_REQUIREMENT A:_
Answer these from the forum thread on wallets:
(i) How much did the first poster pay for their wallet, and where did they buy it?
(ii) What brand of wallet did Markl recently buy?
(iii) How many leather belts did rhaythorne buy from Arnold Leather Goods?

Mine cost £10 off ebay. It's a second-hand BerBa modele depose. French, soft leather, stitched and rolled edges. I've had it for about four years.

I wouldn't pay more than £20 for a wallet on principle :swoon: .


----------



## xellos99 (Dec 17, 2015)

Dont buy a branded shop one. Buy one from a British leather worker who makes them by hand. Same with belts, should be £45 - £85, more for very fancy leather....


----------



## Markl (Apr 21, 2016)

I recently bought a Secrid wallet, and would recommended them.

Got it online from 'slim wallet junkies' !?! Funny name but the service was very good.

Mark


----------



## rhaythorne (Jan 12, 2004)

Earlier I neglected to mention Arnold Leather Goods. They have a good range at reasonable prices. It's where I got the leather belt (actually I bought 6 of them in different styles) that I took a picture of in this watch strap thread. Look closely at their pictures as, occasionally, you'll find items that will have a generic logo embossed on them as they make branded for items for other companies as well as selling direct to the public.

_REQUIREMENT B:_
Rewrite the listing from its first line through the line with "body-paragraph: The World", renaming "list-item" to "list-entry" and leaving everything else as it is.

_DATA IN THIS EXERCISE:_

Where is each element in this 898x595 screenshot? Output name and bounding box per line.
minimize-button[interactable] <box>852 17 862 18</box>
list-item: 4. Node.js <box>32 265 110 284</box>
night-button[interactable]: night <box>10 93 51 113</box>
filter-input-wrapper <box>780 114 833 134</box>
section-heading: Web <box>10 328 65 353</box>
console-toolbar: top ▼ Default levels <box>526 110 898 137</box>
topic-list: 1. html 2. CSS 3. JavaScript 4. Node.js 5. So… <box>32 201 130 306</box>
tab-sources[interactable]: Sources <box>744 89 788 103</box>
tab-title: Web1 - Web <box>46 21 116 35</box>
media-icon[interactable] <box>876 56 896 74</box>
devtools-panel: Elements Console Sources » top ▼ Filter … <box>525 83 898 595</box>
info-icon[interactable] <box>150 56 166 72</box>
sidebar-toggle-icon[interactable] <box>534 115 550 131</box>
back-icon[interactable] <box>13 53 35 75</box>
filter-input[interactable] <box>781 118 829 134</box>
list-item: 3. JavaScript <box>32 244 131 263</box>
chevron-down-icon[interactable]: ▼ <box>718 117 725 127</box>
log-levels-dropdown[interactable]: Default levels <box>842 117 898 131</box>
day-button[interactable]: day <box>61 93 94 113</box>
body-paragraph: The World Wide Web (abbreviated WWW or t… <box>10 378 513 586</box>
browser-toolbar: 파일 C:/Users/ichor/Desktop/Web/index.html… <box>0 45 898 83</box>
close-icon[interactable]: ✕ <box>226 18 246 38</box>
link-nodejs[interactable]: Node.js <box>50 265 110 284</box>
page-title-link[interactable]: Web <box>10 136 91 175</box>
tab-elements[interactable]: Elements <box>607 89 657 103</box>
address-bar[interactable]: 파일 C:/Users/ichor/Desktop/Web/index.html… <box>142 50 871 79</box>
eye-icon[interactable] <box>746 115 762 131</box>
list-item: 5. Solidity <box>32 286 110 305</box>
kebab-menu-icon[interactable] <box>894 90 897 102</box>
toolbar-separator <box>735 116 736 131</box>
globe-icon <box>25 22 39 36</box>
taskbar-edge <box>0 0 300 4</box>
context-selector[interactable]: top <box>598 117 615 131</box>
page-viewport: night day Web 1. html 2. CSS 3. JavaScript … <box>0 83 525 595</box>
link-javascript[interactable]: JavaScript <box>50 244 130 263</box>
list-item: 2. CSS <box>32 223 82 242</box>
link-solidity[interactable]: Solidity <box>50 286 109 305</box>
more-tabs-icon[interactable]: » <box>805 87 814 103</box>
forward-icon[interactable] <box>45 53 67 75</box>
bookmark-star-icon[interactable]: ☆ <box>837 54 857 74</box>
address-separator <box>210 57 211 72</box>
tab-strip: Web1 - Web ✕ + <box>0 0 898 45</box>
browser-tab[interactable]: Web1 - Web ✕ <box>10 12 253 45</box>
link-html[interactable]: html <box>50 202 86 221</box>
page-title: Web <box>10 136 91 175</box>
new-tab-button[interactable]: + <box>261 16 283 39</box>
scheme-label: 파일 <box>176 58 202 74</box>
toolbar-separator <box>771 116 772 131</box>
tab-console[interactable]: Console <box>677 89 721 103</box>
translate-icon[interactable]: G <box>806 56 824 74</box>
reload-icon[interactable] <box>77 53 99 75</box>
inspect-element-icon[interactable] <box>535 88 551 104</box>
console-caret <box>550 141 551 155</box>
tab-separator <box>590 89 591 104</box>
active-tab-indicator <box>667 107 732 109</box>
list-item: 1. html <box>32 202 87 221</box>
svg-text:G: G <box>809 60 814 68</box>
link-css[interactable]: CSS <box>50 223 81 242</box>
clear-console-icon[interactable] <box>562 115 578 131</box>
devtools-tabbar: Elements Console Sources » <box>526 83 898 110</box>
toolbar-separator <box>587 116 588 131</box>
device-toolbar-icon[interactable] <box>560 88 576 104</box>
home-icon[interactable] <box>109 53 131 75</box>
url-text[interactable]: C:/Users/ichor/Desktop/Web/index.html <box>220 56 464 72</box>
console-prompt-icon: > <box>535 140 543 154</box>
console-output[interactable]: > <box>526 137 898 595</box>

_WRITTEN RESPONSE A:_
(i) £10, off ebay.
(ii) Secrid.
(iii) 6.

_WRITTEN RESPONSE B:_
Where is each element in this 898x595 screenshot? Output name and bounding box per line.
minimize-button[interactable] <box>852 17 862 18</box>
list-entry: 4. Node.js <box>32 265 110 284</box>
night-button[interactable]: night <box>10 93 51 113</box>
filter-input-wrapper <box>780 114 833 134</box>
section-heading: Web <box>10 328 65 353</box>
console-toolbar: top ▼ Default levels <box>526 110 898 137</box>
topic-list: 1. html 2. CSS 3. JavaScript 4. Node.js 5. So… <box>32 201 130 306</box>
tab-sources[interactable]: Sources <box>744 89 788 103</box>
tab-title: Web1 - Web <box>46 21 116 35</box>
media-icon[interactable] <box>876 56 896 74</box>
devtools-panel: Elements Console Sources » top ▼ Filter … <box>525 83 898 595</box>
info-icon[interactable] <box>150 56 166 72</box>
sidebar-toggle-icon[interactable] <box>534 115 550 131</box>
back-icon[interactable] <box>13 53 35 75</box>
filter-input[interactable] <box>781 118 829 134</box>
list-entry: 3. JavaScript <box>32 244 131 263</box>
chevron-down-icon[interactable]: ▼ <box>718 117 725 127</box>
log-levels-dropdown[interactable]: Default levels <box>842 117 898 131</box>
day-button[interactable]: day <box>61 93 94 113</box>
body-paragraph: The World Wide Web (abbreviated WWW or t… <box>10 378 513 586</box>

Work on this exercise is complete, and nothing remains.